• _STATED TASK_: Set all the material down again unchanged, without the pictures.

#### RECORDS ####

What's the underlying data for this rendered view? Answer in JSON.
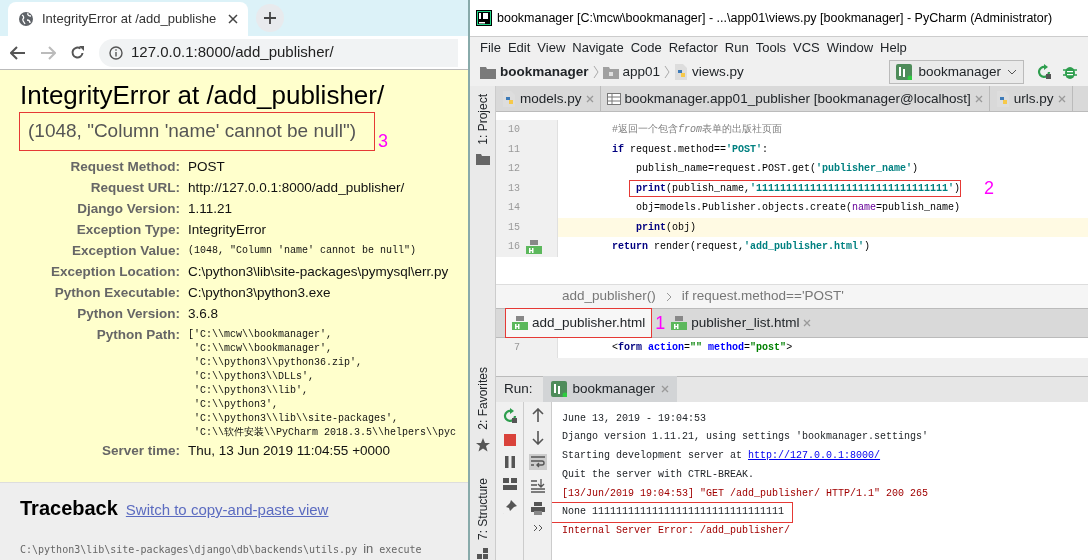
{
  "browser": {
    "tab": {
      "title": "IntegrityError at /add_publishe",
      "selected": true
    },
    "address": "127.0.0.1:8000/add_publisher/",
    "page": {
      "title": "IntegrityError at /add_publisher/",
      "summary": "(1048, \"Column 'name' cannot be null\")",
      "summary_boxed": true,
      "summary_annotation": "3",
      "meta": [
        {
          "label": "Request Method:",
          "kind": "text",
          "value": "POST"
        },
        {
          "label": "Request URL:",
          "kind": "text",
          "value": "http://127.0.0.1:8000/add_publisher/"
        },
        {
          "label": "Django Version:",
          "kind": "text",
          "value": "1.11.21"
        },
        {
          "label": "Exception Type:",
          "kind": "text",
          "value": "IntegrityError"
        },
        {
          "label": "Exception Value:",
          "kind": "mono",
          "value": "(1048, \"Column 'name' cannot be null\")"
        },
        {
          "label": "Exception Location:",
          "kind": "text",
          "value": "C:\\python3\\lib\\site-packages\\pymysql\\err.py"
        },
        {
          "label": "Python Executable:",
          "kind": "text",
          "value": "C:\\python3\\python3.exe"
        },
        {
          "label": "Python Version:",
          "kind": "text",
          "value": "3.6.8"
        },
        {
          "label": "Python Path:",
          "kind": "list",
          "lines": [
            "['C:\\\\mcw\\\\bookmanager',",
            " 'C:\\\\mcw\\\\bookmanager',",
            " 'C:\\\\python3\\\\python36.zip',",
            " 'C:\\\\python3\\\\DLLs',",
            " 'C:\\\\python3\\\\lib',",
            " 'C:\\\\python3',",
            " 'C:\\\\python3\\\\lib\\\\site-packages',",
            " 'C:\\\\软件安装\\\\PyCharm 2018.3.5\\\\helpers\\\\pyc"
          ]
        },
        {
          "label": "Server time:",
          "kind": "text",
          "value": "Thu, 13 Jun 2019 11:04:55 +0000"
        }
      ],
      "traceback": {
        "heading": "Traceback",
        "link": "Switch to copy-and-paste view",
        "frame_path": "C:\\python3\\lib\\site-packages\\django\\db\\backends\\utils.py",
        "frame_in": "in",
        "frame_func": "execute"
      }
    }
  },
  "ide": {
    "title": "bookmanager [C:\\mcw\\bookmanager] - ...\\app01\\views.py [bookmanager] - PyCharm (Administrator)",
    "menu": [
      "File",
      "Edit",
      "View",
      "Navigate",
      "Code",
      "Refactor",
      "Run",
      "Tools",
      "VCS",
      "Window",
      "Help"
    ],
    "path": [
      {
        "label": "bookmanager",
        "kind": "project"
      },
      {
        "label": "app01",
        "kind": "folder"
      },
      {
        "label": "views.py",
        "kind": "python"
      }
    ],
    "run_config": "bookmanager",
    "side_tools": [
      "1: Project",
      "2: Favorites",
      "7: Structure"
    ],
    "editor_tabs": [
      {
        "label": "models.py",
        "kind": "python",
        "selected": false
      },
      {
        "label": "bookmanager.app01_publisher [bookmanager@localhost]",
        "kind": "table",
        "selected": false
      },
      {
        "label": "urls.py",
        "kind": "python",
        "selected": false
      }
    ],
    "code": [
      {
        "number": "10",
        "current": false,
        "boxed": false,
        "kind": "outer",
        "tokens": [
          {
            "kind": "comment",
            "text": "#返回一个包含"
          },
          {
            "kind": "emphasis",
            "text": "from"
          },
          {
            "kind": "comment",
            "text": "表单的出版社页面"
          }
        ]
      },
      {
        "number": "11",
        "current": false,
        "boxed": false,
        "kind": "outer",
        "tokens": [
          {
            "kind": "keyword",
            "text": "if"
          },
          {
            "kind": "plain",
            "text": " request.method=="
          },
          {
            "kind": "string",
            "text": "'POST'"
          },
          {
            "kind": "plain",
            "text": ":"
          }
        ]
      },
      {
        "number": "12",
        "current": false,
        "boxed": false,
        "kind": "inner",
        "tokens": [
          {
            "kind": "plain",
            "text": "publish_name=request.POST.get("
          },
          {
            "kind": "string",
            "text": "'publisher_name'"
          },
          {
            "kind": "plain",
            "text": ")"
          }
        ]
      },
      {
        "number": "13",
        "current": false,
        "boxed": true,
        "annotation": "2",
        "kind": "inner",
        "tokens": [
          {
            "kind": "builtin",
            "text": "print"
          },
          {
            "kind": "plain",
            "text": "(publish_name,"
          },
          {
            "kind": "string",
            "text": "'11111111111111111111111111111111'"
          },
          {
            "kind": "plain",
            "text": ")"
          }
        ]
      },
      {
        "number": "14",
        "current": false,
        "boxed": false,
        "kind": "inner",
        "tokens": [
          {
            "kind": "plain",
            "text": "obj=models.Publisher.objects.create("
          },
          {
            "kind": "param",
            "text": "name"
          },
          {
            "kind": "plain",
            "text": "=publish_name)"
          }
        ]
      },
      {
        "number": "15",
        "current": true,
        "boxed": false,
        "kind": "inner",
        "tokens": [
          {
            "kind": "builtin",
            "text": "print"
          },
          {
            "kind": "plain",
            "text": "(obj)"
          }
        ]
      },
      {
        "number": "16",
        "current": false,
        "boxed": false,
        "kind": "outer",
        "tokens": [
          {
            "kind": "keyword",
            "text": "return"
          },
          {
            "kind": "plain",
            "text": " render(request,"
          },
          {
            "kind": "string",
            "text": "'add_publisher.html'"
          },
          {
            "kind": "plain",
            "text": ")"
          }
        ]
      }
    ],
    "breadcrumb": [
      "add_publisher()",
      "if request.method=='POST'"
    ],
    "bottom_tabs": [
      {
        "label": "add_publisher.html",
        "selected": true,
        "boxed": true,
        "annotation": "1"
      },
      {
        "label": "publisher_list.html",
        "selected": false,
        "boxed": false
      }
    ],
    "html_line": {
      "number": "7",
      "kind": "outer",
      "tokens": [
        {
          "kind": "plain",
          "text": "<"
        },
        {
          "kind": "tag",
          "text": "form"
        },
        {
          "kind": "attr",
          "text": " action"
        },
        {
          "kind": "plain",
          "text": "="
        },
        {
          "kind": "value",
          "text": "\"\""
        },
        {
          "kind": "attr",
          "text": " method"
        },
        {
          "kind": "plain",
          "text": "="
        },
        {
          "kind": "value",
          "text": "\"post\""
        },
        {
          "kind": "plain",
          "text": ">"
        }
      ]
    },
    "run": {
      "label": "Run:",
      "tab": "bookmanager",
      "lines": [
        {
          "kind": "normal",
          "boxed": false,
          "parts": [
            {
              "text": "June 13, 2019 - 19:04:53",
              "link": false
            }
          ]
        },
        {
          "kind": "normal",
          "boxed": false,
          "parts": [
            {
              "text": "Django version 1.11.21, using settings 'bookmanager.settings'",
              "link": false
            }
          ]
        },
        {
          "kind": "normal",
          "boxed": false,
          "parts": [
            {
              "text": "Starting development server at ",
              "link": false
            },
            {
              "text": "http://127.0.0.1:8000/",
              "link": true
            }
          ]
        },
        {
          "kind": "normal",
          "boxed": false,
          "parts": [
            {
              "text": "Quit the server with CTRL-BREAK.",
              "link": false
            }
          ]
        },
        {
          "kind": "error",
          "boxed": false,
          "parts": [
            {
              "text": "[13/Jun/2019 19:04:53] \"GET /add_publisher/ HTTP/1.1\" 200 265",
              "link": false
            }
          ]
        },
        {
          "kind": "normal",
          "boxed": true,
          "parts": [
            {
              "text": "None 11111111111111111111111111111111",
              "link": false
            }
          ]
        },
        {
          "kind": "error",
          "boxed": false,
          "parts": [
            {
              "text": "Internal Server Error: /add_publisher/",
              "link": false
            }
          ]
        }
      ]
    }
  }
}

####

• _THE SOLUTION_:
What's the underlying data for this rendered view? Answer in JSON.
{
  "browser": {
    "tab": {
      "title": "IntegrityError at /add_publishe",
      "selected": true
    },
    "address": "127.0.0.1:8000/add_publisher/",
    "page": {
      "title": "IntegrityError at /add_publisher/",
      "summary": "(1048, \"Column 'name' cannot be null\")",
      "summary_boxed": true,
      "summary_annotation": "3",
      "meta": [
        {
          "label": "Request Method:",
          "kind": "text",
          "value": "POST"
        },
        {
          "label": "Request URL:",
          "kind": "text",
          "value": "http://127.0.0.1:8000/add_publisher/"
        },
        {
          "label": "Django Version:",
          "kind": "text",
          "value": "1.11.21"
        },
        {
          "label": "Exception Type:",
          "kind": "text",
          "value": "IntegrityError"
        },
        {
          "label": "Exception Value:",
          "kind": "mono",
          "value": "(1048, \"Column 'name' cannot be null\")"
        },
        {
          "label": "Exception Location:",
          "kind": "text",
          "value": "C:\\python3\\lib\\site-packages\\pymysql\\err.py"
        },
        {
          "label": "Python Executable:",
          "kind": "text",
          "value": "C:\\python3\\python3.exe"
        },
        {
          "label": "Python Version:",
          "kind": "text",
          "value": "3.6.8"
        },
        {
          "label": "Python Path:",
          "kind": "list",
          "lines": [
            "['C:\\\\mcw\\\\bookmanager',",
            " 'C:\\\\mcw\\\\bookmanager',",
            " 'C:\\\\python3\\\\python36.zip',",
            " 'C:\\\\python3\\\\DLLs',",
            " 'C:\\\\python3\\\\lib',",
            " 'C:\\\\python3',",
            " 'C:\\\\python3\\\\lib\\\\site-packages',",
            " 'C:\\\\软件安装\\\\PyCharm 2018.3.5\\\\helpers\\\\pyc"
          ]
        },
        {
          "label": "Server time:",
          "kind": "text",
          "value": "Thu, 13 Jun 2019 11:04:55 +0000"
        }
      ],
      "traceback": {
        "heading": "Traceback",
        "link": "Switch to copy-and-paste view",
        "frame_path": "C:\\python3\\lib\\site-packages\\django\\db\\backends\\utils.py",
        "frame_in": "in",
        "frame_func": "execute"
      }
    }
  },
  "ide": {
    "title": "bookmanager [C:\\mcw\\bookmanager] - ...\\app01\\views.py [bookmanager] - PyCharm (Administrator)",
    "menu": [
      "File",
      "Edit",
      "View",
      "Navigate",
      "Code",
      "Refactor",
      "Run",
      "Tools",
      "VCS",
      "Window",
      "Help"
    ],
    "path": [
      {
        "label": "bookmanager",
        "kind": "project"
      },
      {
        "label": "app01",
        "kind": "folder"
      },
      {
        "label": "views.py",
        "kind": "python"
      }
    ],
    "run_config": "bookmanager",
    "side_tools": [
      "1: Project",
      "2: Favorites",
      "7: Structure"
    ],
    "editor_tabs": [
      {
        "label": "models.py",
        "kind": "python",
        "selected": false
      },
      {
        "label": "bookmanager.app01_publisher [bookmanager@localhost]",
        "kind": "table",
        "selected": false
      },
      {
        "label": "urls.py",
        "kind": "python",
        "selected": false
      }
    ],
    "code": [
      {
        "number": "10",
        "current": false,
        "boxed": false,
        "kind": "outer",
        "tokens": [
          {
            "kind": "comment",
            "text": "#返回一个包含"
          },
          {
            "kind": "emphasis",
            "text": "from"
          },
          {
            "kind": "comment",
            "text": "表单的出版社页面"
          }
        ]
      },
      {
        "number": "11",
        "current": false,
        "boxed": false,
        "kind": "outer",
        "tokens": [
          {
            "kind": "keyword",
            "text": "if"
          },
          {
            "kind": "plain",
            "text": " request.method=="
          },
          {
            "kind": "string",
            "text": "'POST'"
          },
          {
            "kind": "plain",
            "text": ":"
          }
        ]
      },
      {
        "number": "12",
        "current": false,
        "boxed": false,
        "kind": "inner",
        "tokens": [
          {
            "kind": "plain",
            "text": "publish_name=request.POST.get("
          },
          {
            "kind": "string",
            "text": "'publisher_name'"
          },
          {
            "kind": "plain",
            "text": ")"
          }
        ]
      },
      {
        "number": "13",
        "current": false,
        "boxed": true,
        "annotation": "2",
        "kind": "inner",
        "tokens": [
          {
            "kind": "builtin",
            "text": "print"
          },
          {
            "kind": "plain",
            "text": "(publish_name,"
          },
          {
            "kind": "string",
            "text": "'11111111111111111111111111111111'"
          },
          {
            "kind": "plain",
            "text": ")"
          }
        ]
      },
      {
        "number": "14",
        "current": false,
        "boxed": false,
        "kind": "inner",
        "tokens": [
          {
            "kind": "plain",
            "text": "obj=models.Publisher.objects.create("
          },
          {
            "kind": "param",
            "text": "name"
          },
          {
            "kind": "plain",
            "text": "=publish_name)"
          }
        ]
      },
      {
        "number": "15",
        "current": true,
        "boxed": false,
        "kind": "inner",
        "tokens": [
          {
            "kind": "builtin",
            "text": "print"
          },
          {
            "kind": "plain",
            "text": "(obj)"
          }
        ]
      },
      {
        "number": "16",
        "current": false,
        "boxed": false,
        "kind": "outer",
        "tokens": [
          {
            "kind": "keyword",
            "text": "return"
          },
          {
            "kind": "plain",
            "text": " render(request,"
          },
          {
            "kind": "string",
            "text": "'add_publisher.html'"
          },
          {
            "kind": "plain",
            "text": ")"
          }
        ]
      }
    ],
    "breadcrumb": [
      "add_publisher()",
      "if request.method=='POST'"
    ],
    "bottom_tabs": [
      {
        "label": "add_publisher.html",
        "selected": true,
        "boxed": true,
        "annotation": "1"
      },
      {
        "label": "publisher_list.html",
        "selected": false,
        "boxed": false
      }
    ],
    "html_line": {
      "number": "7",
      "kind": "outer",
      "tokens": [
        {
          "kind": "plain",
          "text": "<"
        },
        {
          "kind": "tag",
          "text": "form"
        },
        {
          "kind": "attr",
          "text": " action"
        },
        {
          "kind": "plain",
          "text": "="
        },
        {
          "kind": "value",
          "text": "\"\""
        },
        {
          "kind": "attr",
          "text": " method"
        },
        {
          "kind": "plain",
          "text": "="
        },
        {
          "kind": "value",
          "text": "\"post\""
        },
        {
          "kind": "plain",
          "text": ">"
        }
      ]
    },
    "run": {
      "label": "Run:",
      "tab": "bookmanager",
      "lines": [
        {
          "kind": "normal",
          "boxed": false,
          "parts": [
            {
              "text": "June 13, 2019 - 19:04:53",
              "link": false
            }
          ]
        },
        {
          "kind": "normal",
          "boxed": false,
          "parts": [
            {
              "text": "Django version 1.11.21, using settings 'bookmanager.settings'",
              "link": false
            }
          ]
        },
        {
          "kind": "normal",
          "boxed": false,
          "parts": [
            {
              "text": "Starting development server at ",
              "link": false
            },
            {
              "text": "http://127.0.0.1:8000/",
              "link": true
            }
          ]
        },
        {
          "kind": "normal",
          "boxed": false,
          "parts": [
            {
              "text": "Quit the server with CTRL-BREAK.",
              "link": false
            }
          ]
        },
        {
          "kind": "error",
          "boxed": false,
          "parts": [
            {
              "text": "[13/Jun/2019 19:04:53] \"GET /add_publisher/ HTTP/1.1\" 200 265",
              "link": false
            }
          ]
        },
        {
          "kind": "normal",
          "boxed": true,
          "parts": [
            {
              "text": "None 11111111111111111111111111111111",
              "link": false
            }
          ]
        },
        {
          "kind": "error",
          "boxed": false,
          "parts": [
            {
              "text": "Internal Server Error: /add_publisher/",
              "link": false
            }
          ]
        }
      ]
    }
  }
}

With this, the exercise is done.